→ WRITTEN INSTRUCTION
Select from the data all lines with the word "Cowl".

[Extracted data entries]
========================================
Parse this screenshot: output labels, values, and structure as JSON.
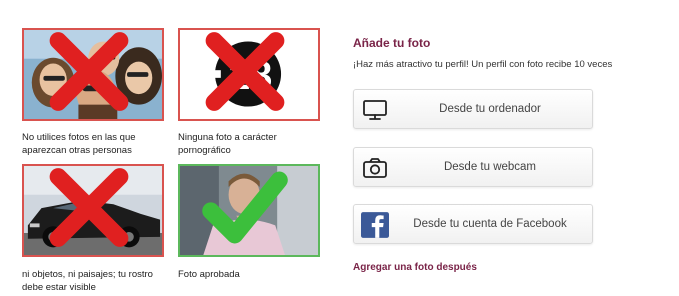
{
  "tiles": [
    {
      "caption": "No utilices fotos en las que aparezcan otras personas",
      "status": "rejected"
    },
    {
      "caption": "Ninguna foto a carácter pornográfico",
      "badge": "18",
      "status": "rejected"
    },
    {
      "caption": "ni objetos, ni paisajes; tu rostro debe estar visible",
      "status": "rejected"
    },
    {
      "caption": "Foto aprobada",
      "status": "approved"
    }
  ],
  "panel": {
    "title": "Añade tu foto",
    "subtitle": "¡Haz más atractivo tu perfil! Un perfil con foto recibe 10 veces",
    "options": [
      {
        "label": "Desde tu ordenador",
        "icon": "monitor-icon"
      },
      {
        "label": "Desde tu webcam",
        "icon": "camera-icon"
      },
      {
        "label": "Desde tu cuenta de Facebook",
        "icon": "facebook-icon"
      }
    ],
    "later_link": "Agregar una foto después"
  },
  "colors": {
    "accent": "#7a2448",
    "reject": "#d9534f",
    "approve": "#5cb85c",
    "facebook": "#3b5998"
  }
}
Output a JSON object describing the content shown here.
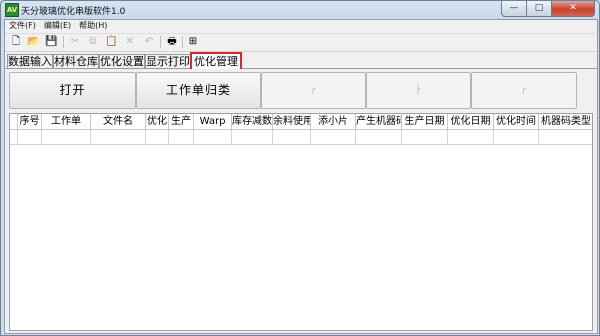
{
  "window": {
    "title": "天分玻璃优化串版软件1.0",
    "icon_text": "AV",
    "controls": [
      "—",
      "□",
      "✕"
    ]
  },
  "menu": [
    "文件(F)",
    "编辑(E)",
    "帮助(H)"
  ],
  "toolbar": {
    "icons": [
      "new-file-icon",
      "open-folder-icon",
      "save-icon",
      "cut-icon",
      "copy-icon",
      "paste-icon",
      "delete-icon",
      "undo-icon",
      "print-icon",
      "grid-icon"
    ],
    "glyphs": [
      "🗋",
      "📂",
      "💾",
      "✂",
      "⧉",
      "📋",
      "✕",
      "↶",
      "🖶",
      "⊞"
    ]
  },
  "tabs": [
    "数据输入",
    "材料仓库",
    "优化设置",
    "显示打印",
    "优化管理"
  ],
  "active_tab": "优化管理",
  "buttons": {
    "open": "打开",
    "classify": "工作单归类",
    "blank1": "┌",
    "blank2": "├",
    "blank3": "┌"
  },
  "table": {
    "columns": [
      "序号",
      "工作单",
      "文件名",
      "优化",
      "生产",
      "Warp",
      "库存减数",
      "余料使用",
      "添小片",
      "产生机器码",
      "生产日期",
      "优化日期",
      "优化时间",
      "机器码类型"
    ],
    "rows": []
  },
  "colors": {
    "active_tab_border": "#d8282a",
    "close_button": "#c8442c"
  }
}
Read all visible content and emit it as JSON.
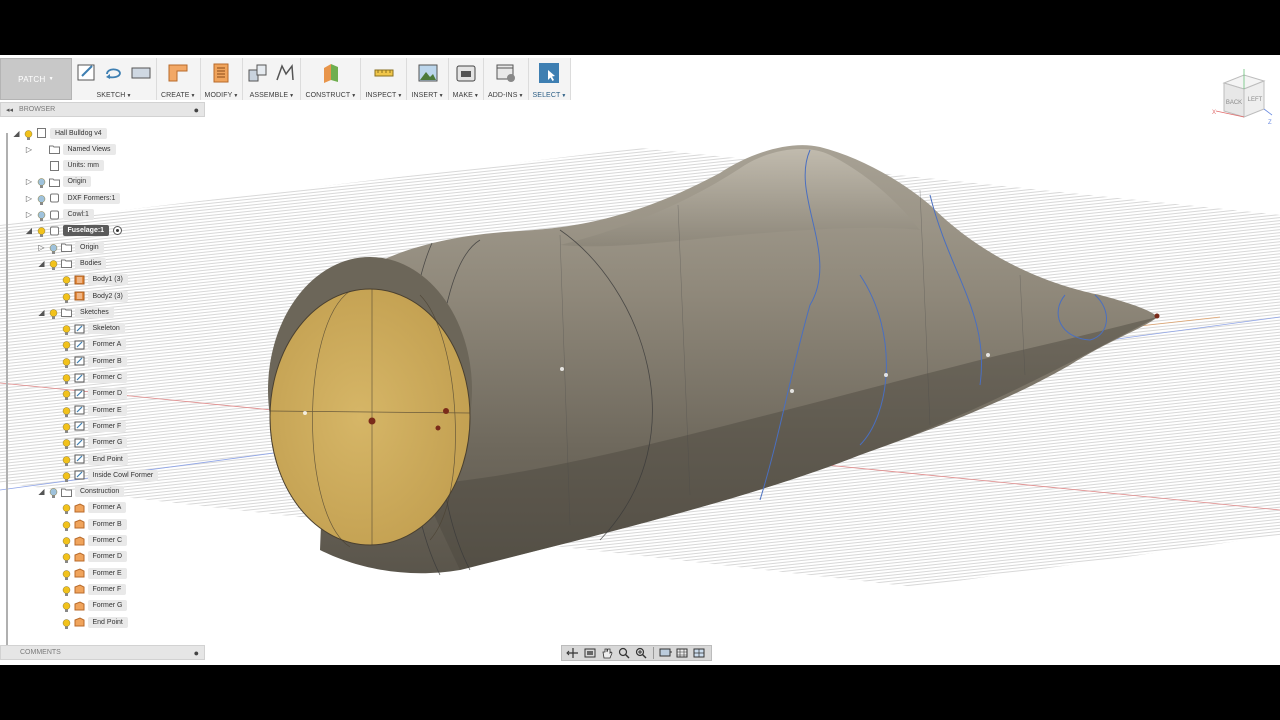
{
  "workspace": {
    "label": "PATCH"
  },
  "toolbar": [
    {
      "id": "sketch",
      "label": "SKETCH",
      "icons": [
        "create-sketch-icon",
        "undo-arrow-icon",
        "rectangle-icon"
      ]
    },
    {
      "id": "create",
      "label": "CREATE",
      "icons": [
        "create-patch-icon"
      ]
    },
    {
      "id": "modify",
      "label": "MODIFY",
      "icons": [
        "modify-icon"
      ]
    },
    {
      "id": "assemble",
      "label": "ASSEMBLE",
      "icons": [
        "new-component-icon",
        "joint-icon"
      ]
    },
    {
      "id": "construct",
      "label": "CONSTRUCT",
      "icons": [
        "offset-plane-icon"
      ]
    },
    {
      "id": "inspect",
      "label": "INSPECT",
      "icons": [
        "measure-icon"
      ]
    },
    {
      "id": "insert",
      "label": "INSERT",
      "icons": [
        "insert-image-icon"
      ]
    },
    {
      "id": "make",
      "label": "MAKE",
      "icons": [
        "3d-print-icon"
      ]
    },
    {
      "id": "addins",
      "label": "ADD-INS",
      "icons": [
        "scripts-addins-icon"
      ]
    },
    {
      "id": "select",
      "label": "SELECT",
      "icons": [
        "select-cursor-icon"
      ]
    }
  ],
  "browser": {
    "title": "BROWSER",
    "items": [
      {
        "label": "Hall Bulldog v4",
        "level": 0,
        "arrow": "open",
        "icon": "document"
      },
      {
        "label": "Named Views",
        "level": 1,
        "arrow": "closed",
        "icon": "folder",
        "nobulb": true
      },
      {
        "label": "Units: mm",
        "level": 1,
        "arrow": "none",
        "icon": "document",
        "nobulb": true
      },
      {
        "label": "Origin",
        "level": 1,
        "arrow": "closed",
        "icon": "folder"
      },
      {
        "label": "DXF Formers:1",
        "level": 1,
        "arrow": "closed",
        "icon": "component"
      },
      {
        "label": "Cowl:1",
        "level": 1,
        "arrow": "closed",
        "icon": "component"
      },
      {
        "label": "Fuselage:1",
        "level": 1,
        "arrow": "open",
        "icon": "component",
        "selected": true
      },
      {
        "label": "Origin",
        "level": 2,
        "arrow": "closed",
        "icon": "folder"
      },
      {
        "label": "Bodies",
        "level": 2,
        "arrow": "open",
        "icon": "folder"
      },
      {
        "label": "Body1 (3)",
        "level": 3,
        "arrow": "none",
        "icon": "body"
      },
      {
        "label": "Body2 (3)",
        "level": 3,
        "arrow": "none",
        "icon": "body"
      },
      {
        "label": "Sketches",
        "level": 2,
        "arrow": "open",
        "icon": "folder"
      },
      {
        "label": "Skeleton",
        "level": 3,
        "arrow": "none",
        "icon": "sketch"
      },
      {
        "label": "Former A",
        "level": 3,
        "arrow": "none",
        "icon": "sketch"
      },
      {
        "label": "Former B",
        "level": 3,
        "arrow": "none",
        "icon": "sketch"
      },
      {
        "label": "Former C",
        "level": 3,
        "arrow": "none",
        "icon": "sketch"
      },
      {
        "label": "Former D",
        "level": 3,
        "arrow": "none",
        "icon": "sketch"
      },
      {
        "label": "Former E",
        "level": 3,
        "arrow": "none",
        "icon": "sketch"
      },
      {
        "label": "Former F",
        "level": 3,
        "arrow": "none",
        "icon": "sketch"
      },
      {
        "label": "Former G",
        "level": 3,
        "arrow": "none",
        "icon": "sketch"
      },
      {
        "label": "End Point",
        "level": 3,
        "arrow": "none",
        "icon": "sketch"
      },
      {
        "label": "Inside Cowl Former",
        "level": 3,
        "arrow": "none",
        "icon": "sketch"
      },
      {
        "label": "Construction",
        "level": 2,
        "arrow": "open",
        "icon": "folder"
      },
      {
        "label": "Former A",
        "level": 3,
        "arrow": "none",
        "icon": "plane"
      },
      {
        "label": "Former B",
        "level": 3,
        "arrow": "none",
        "icon": "plane"
      },
      {
        "label": "Former C",
        "level": 3,
        "arrow": "none",
        "icon": "plane"
      },
      {
        "label": "Former D",
        "level": 3,
        "arrow": "none",
        "icon": "plane"
      },
      {
        "label": "Former E",
        "level": 3,
        "arrow": "none",
        "icon": "plane"
      },
      {
        "label": "Former F",
        "level": 3,
        "arrow": "none",
        "icon": "plane"
      },
      {
        "label": "Former G",
        "level": 3,
        "arrow": "none",
        "icon": "plane"
      },
      {
        "label": "End Point",
        "level": 3,
        "arrow": "none",
        "icon": "plane"
      }
    ]
  },
  "comments": {
    "title": "COMMENTS"
  },
  "navbar": {
    "icons": [
      "orbit-icon",
      "look-at-icon",
      "pan-hand-icon",
      "zoom-fit-icon",
      "zoom-icon",
      "display-settings-icon",
      "grid-settings-icon",
      "viewports-icon"
    ]
  },
  "viewcube": {
    "front_label": "BACK",
    "side_label": "LEFT",
    "axis_x": "X",
    "axis_z": "Z"
  },
  "colors": {
    "accent": "#3e7fb2",
    "selected": "#5b5b5b",
    "bulb": "#f2c21b",
    "body": "#e58a3c",
    "cap": "#d0ae5c",
    "surface": "#7d7566"
  }
}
========================================
→ REPLY TO THE TASK
        "label": "Cowl:1",
        "label": "Inside Cowl Former",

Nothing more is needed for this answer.